Document text:
******

Wordpress is great software, and I’ve been a user for many years. Many years. It used to be called “b2” and I used it then as well. There are a lot of more powerful content management systems, a lot of systems that are much more flexible than wordpress these days, and often I get the feeling that other platforms attempt to define themselves in contrast to wordpress. In the larger sense, this post is an attempt to resist this temptation while also exploring the limitations of wordpress.

Wordpress is a pure blogging engine: it provides interfaces for writers to publish weblogs (blogs), manage content (to some degree) and generate pages based on templates. Before wordpress, blogging was done either by hand edited text files, or by systems that complied static HTML from some sort of database.1 Wordpress is an improvement because it’s easy to install, it’s reliable, and pages generate dynamically on viewing, rather than just when the site owner hits “save” or “rebuild.” In the end, we discovered that systems where managing “websites” was divorced from (even simple) server management had a great democratizing effect on content, and that’s sort of the core of wordpress.

Because wordpress is designed to be a blogging platform, it doesn’t need to be as flexible as other generalized content management systems. Flexibility comes at the cost of complexity, and developers decided that in some cases, less was, in fact, more. There are a lot of things that you could do with b2 (albeit with some hacking) because the site generation/templating system was much less rigid, at the same time, it was much easier to get sites with broken links, and bad pages, particularly as you changed from theme to theme. That’s bad, and it seems pretty reasonable to me to want to avoid that.

******

To do:
• a. In the post about wordpress, what was the software called before it was named wordpress?
• b. Rewrite the post about wordpress from "Because wordpress is" up to and including "to avoid that.", with "complexity" changed to "difficulty".
• c. Carry on writing the post about wordpress from its last sentence.
The material that comes next plays no part here.

Provided data:

******

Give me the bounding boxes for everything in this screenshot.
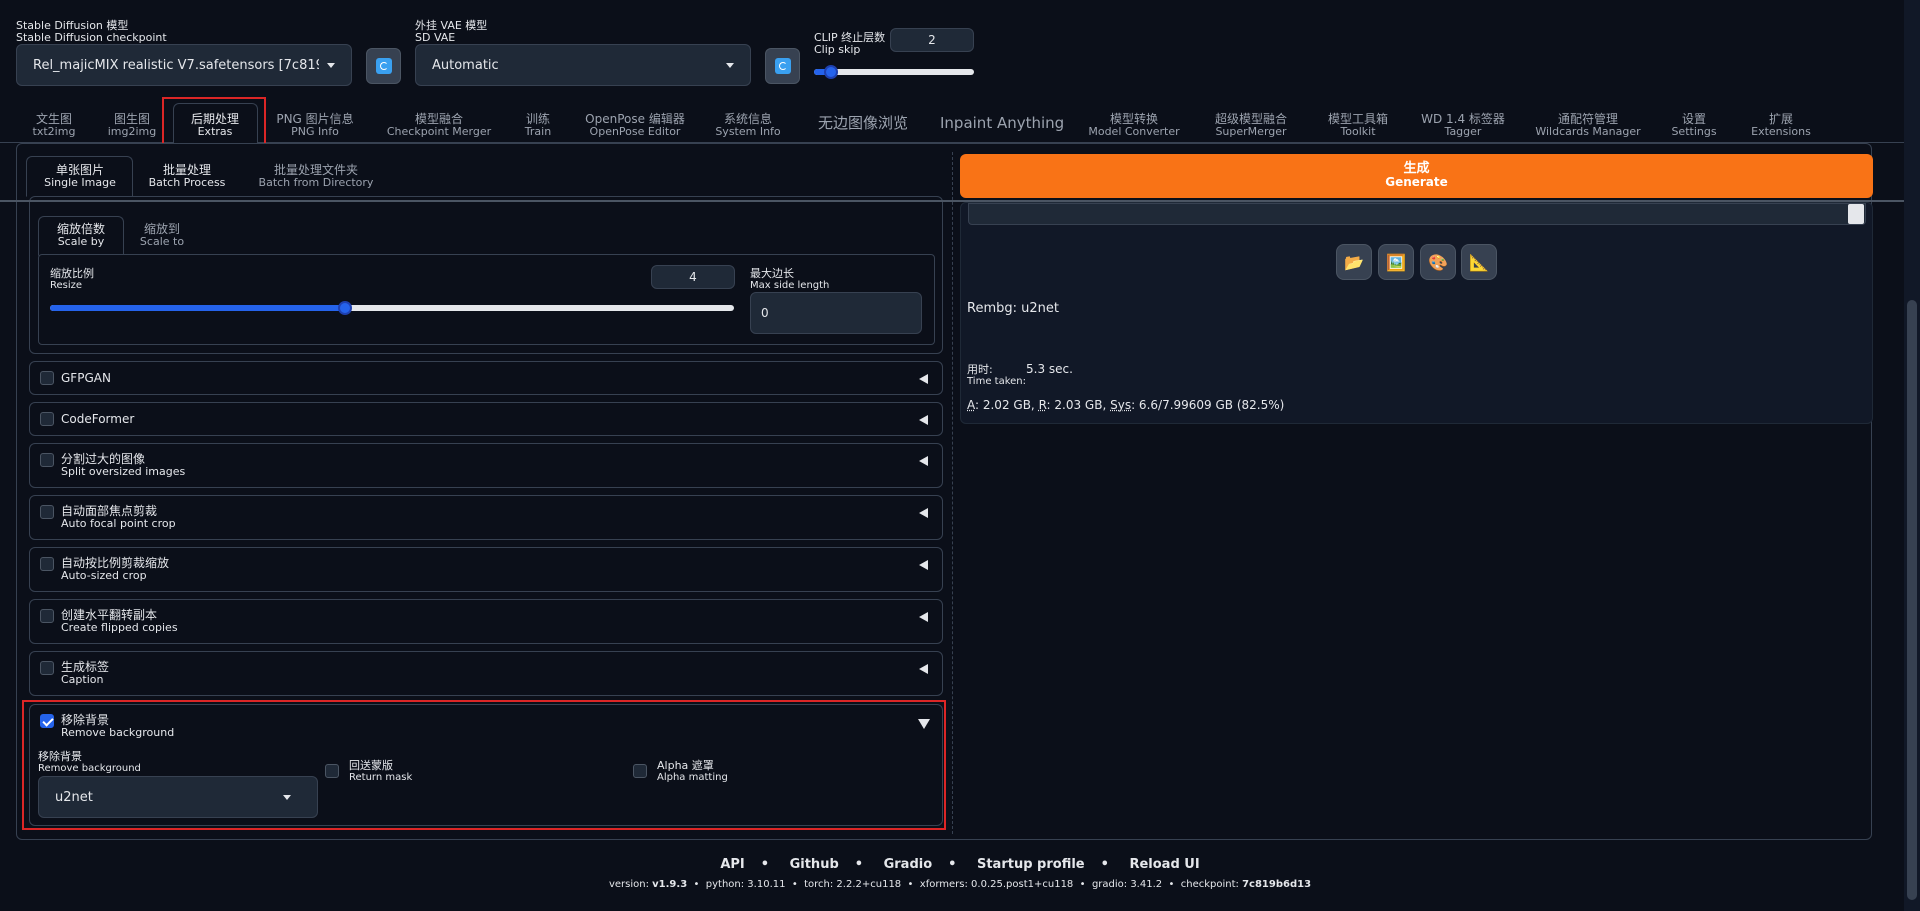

******

Answers:
• a. It was called "b2."

• b.
Because wordpress is designed to be a blogging platform, it doesn’t need to be as flexible as other generalized content management systems. Flexibility comes at the cost of difficulty, and developers decided that in some cases, less was, in fact, more. There are a lot of things that you could do with b2 (albeit with some hacking) because the site generation/templating system was much less rigid, at the same time, it was much easier to get sites with broken links, and bad pages, particularly as you changed from theme to theme. That’s bad, and it seems pretty reasonable to me to want to avoid that.

• c.
The end result is a program that does almost everything you could want it to do as long as you only want a blog, if you try and stretch it too far it simply won’t work. Well it will work, but the advantage of using Wordpress to manage a website that isn’t a blog (or very similar to one) disappears quickly when you have to impose informal limitations on how you enter content in the system to generate well formated pages. It’s a slippery slope, and you’d be surprised how quickly a site goes from being a standard Wordpress site, to requiring customized themes, specialized content entry patterns. And pretty soon, a lot of the things that make Wordpress “simple” and “essay,” aren’t really available to your new site. That’s the limitation of Wordpress.

Knowing where the line is, is often the largest challenge in Wordpress development, and being able to say, “you know, this is the kind of site that you really want to be building with Django, or Drupal, or Rails, or Expression Engine,” Or even saying “you know this is the kind of site that we could probably do more effectively using flat files and PHP includes. Wordpress is great, and in the cases where it’s well suited to the task at hand, it’s the ideal solution. In other situations? Less so.

Onward and Upward!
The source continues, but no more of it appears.